WHAT IS BEING ASKED
Your task is to repeat the entries underneath exactly, minus the pictures.

## BEGIN RAW RECORDS

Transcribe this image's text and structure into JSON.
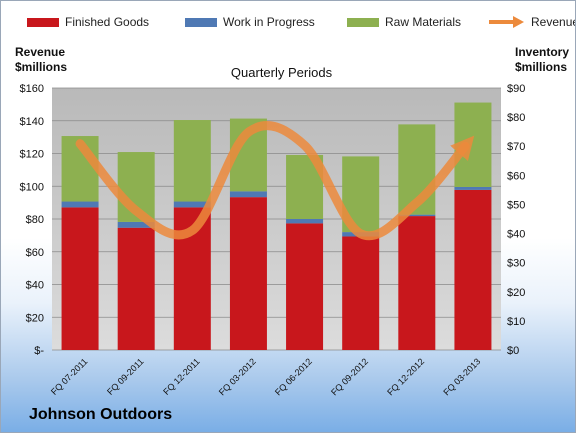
{
  "legend": {
    "finished_goods": "Finished Goods",
    "work_in_progress": "Work in Progress",
    "raw_materials": "Raw Materials",
    "revenue": "Revenue"
  },
  "axes": {
    "left_title_line1": "Revenue",
    "left_title_line2": "$millions",
    "right_title_line1": "Inventory",
    "right_title_line2": "$millions"
  },
  "company": "Johnson Outdoors",
  "colors": {
    "finished_goods": "#c8171c",
    "work_in_progress": "#4f79b4",
    "raw_materials": "#8db050",
    "revenue": "#ec8a3c",
    "plot_background": "#c8c8c8"
  },
  "chart_data": {
    "type": "bar",
    "subtype": "stacked bar with line overlay",
    "title": "Quarterly Periods",
    "categories": [
      "FQ 07-2011",
      "FQ 09-2011",
      "FQ 12-2011",
      "FQ 03-2012",
      "FQ 06-2012",
      "FQ 09-2012",
      "FQ 12-2012",
      "FQ 03-2013"
    ],
    "left_axis": {
      "label": "Revenue $millions",
      "range": [
        0,
        160
      ],
      "ticks": [
        0,
        20,
        40,
        60,
        80,
        100,
        120,
        140,
        160
      ],
      "tick_labels": [
        "$-",
        "$20",
        "$40",
        "$60",
        "$80",
        "$100",
        "$120",
        "$140",
        "$160"
      ]
    },
    "right_axis": {
      "label": "Inventory $millions",
      "range": [
        0,
        90
      ],
      "ticks": [
        0,
        10,
        20,
        30,
        40,
        50,
        60,
        70,
        80,
        90
      ],
      "tick_labels": [
        "$0",
        "$10",
        "$20",
        "$30",
        "$40",
        "$50",
        "$60",
        "$70",
        "$80",
        "$90"
      ]
    },
    "series": [
      {
        "name": "Finished Goods",
        "axis": "right",
        "values": [
          49,
          42,
          49,
          52.5,
          43.5,
          39,
          46,
          55
        ]
      },
      {
        "name": "Work in Progress",
        "axis": "right",
        "values": [
          2,
          2,
          2,
          2,
          1.5,
          1.5,
          0.5,
          1
        ]
      },
      {
        "name": "Raw Materials",
        "axis": "right",
        "values": [
          22.5,
          24,
          28,
          25,
          22,
          26,
          31,
          29
        ]
      },
      {
        "name": "Revenue",
        "type": "line",
        "axis": "left",
        "values": [
          126,
          85,
          73,
          133,
          125,
          71,
          90,
          130
        ]
      }
    ],
    "grid": true,
    "legend_position": "top"
  }
}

## END RAW RECORDS

SOLUTION
Transcribe this image's text and structure into JSON.
{
  "legend": {
    "finished_goods": "Finished Goods",
    "work_in_progress": "Work in Progress",
    "raw_materials": "Raw Materials",
    "revenue": "Revenue"
  },
  "axes": {
    "left_title_line1": "Revenue",
    "left_title_line2": "$millions",
    "right_title_line1": "Inventory",
    "right_title_line2": "$millions"
  },
  "company": "Johnson Outdoors",
  "colors": {
    "finished_goods": "#c8171c",
    "work_in_progress": "#4f79b4",
    "raw_materials": "#8db050",
    "revenue": "#ec8a3c",
    "plot_background": "#c8c8c8"
  },
  "chart_data": {
    "type": "bar",
    "subtype": "stacked bar with line overlay",
    "title": "Quarterly Periods",
    "categories": [
      "FQ 07-2011",
      "FQ 09-2011",
      "FQ 12-2011",
      "FQ 03-2012",
      "FQ 06-2012",
      "FQ 09-2012",
      "FQ 12-2012",
      "FQ 03-2013"
    ],
    "left_axis": {
      "label": "Revenue $millions",
      "range": [
        0,
        160
      ],
      "ticks": [
        0,
        20,
        40,
        60,
        80,
        100,
        120,
        140,
        160
      ],
      "tick_labels": [
        "$-",
        "$20",
        "$40",
        "$60",
        "$80",
        "$100",
        "$120",
        "$140",
        "$160"
      ]
    },
    "right_axis": {
      "label": "Inventory $millions",
      "range": [
        0,
        90
      ],
      "ticks": [
        0,
        10,
        20,
        30,
        40,
        50,
        60,
        70,
        80,
        90
      ],
      "tick_labels": [
        "$0",
        "$10",
        "$20",
        "$30",
        "$40",
        "$50",
        "$60",
        "$70",
        "$80",
        "$90"
      ]
    },
    "series": [
      {
        "name": "Finished Goods",
        "axis": "right",
        "values": [
          49,
          42,
          49,
          52.5,
          43.5,
          39,
          46,
          55
        ]
      },
      {
        "name": "Work in Progress",
        "axis": "right",
        "values": [
          2,
          2,
          2,
          2,
          1.5,
          1.5,
          0.5,
          1
        ]
      },
      {
        "name": "Raw Materials",
        "axis": "right",
        "values": [
          22.5,
          24,
          28,
          25,
          22,
          26,
          31,
          29
        ]
      },
      {
        "name": "Revenue",
        "type": "line",
        "axis": "left",
        "values": [
          126,
          85,
          73,
          133,
          125,
          71,
          90,
          130
        ]
      }
    ],
    "grid": true,
    "legend_position": "top"
  }
}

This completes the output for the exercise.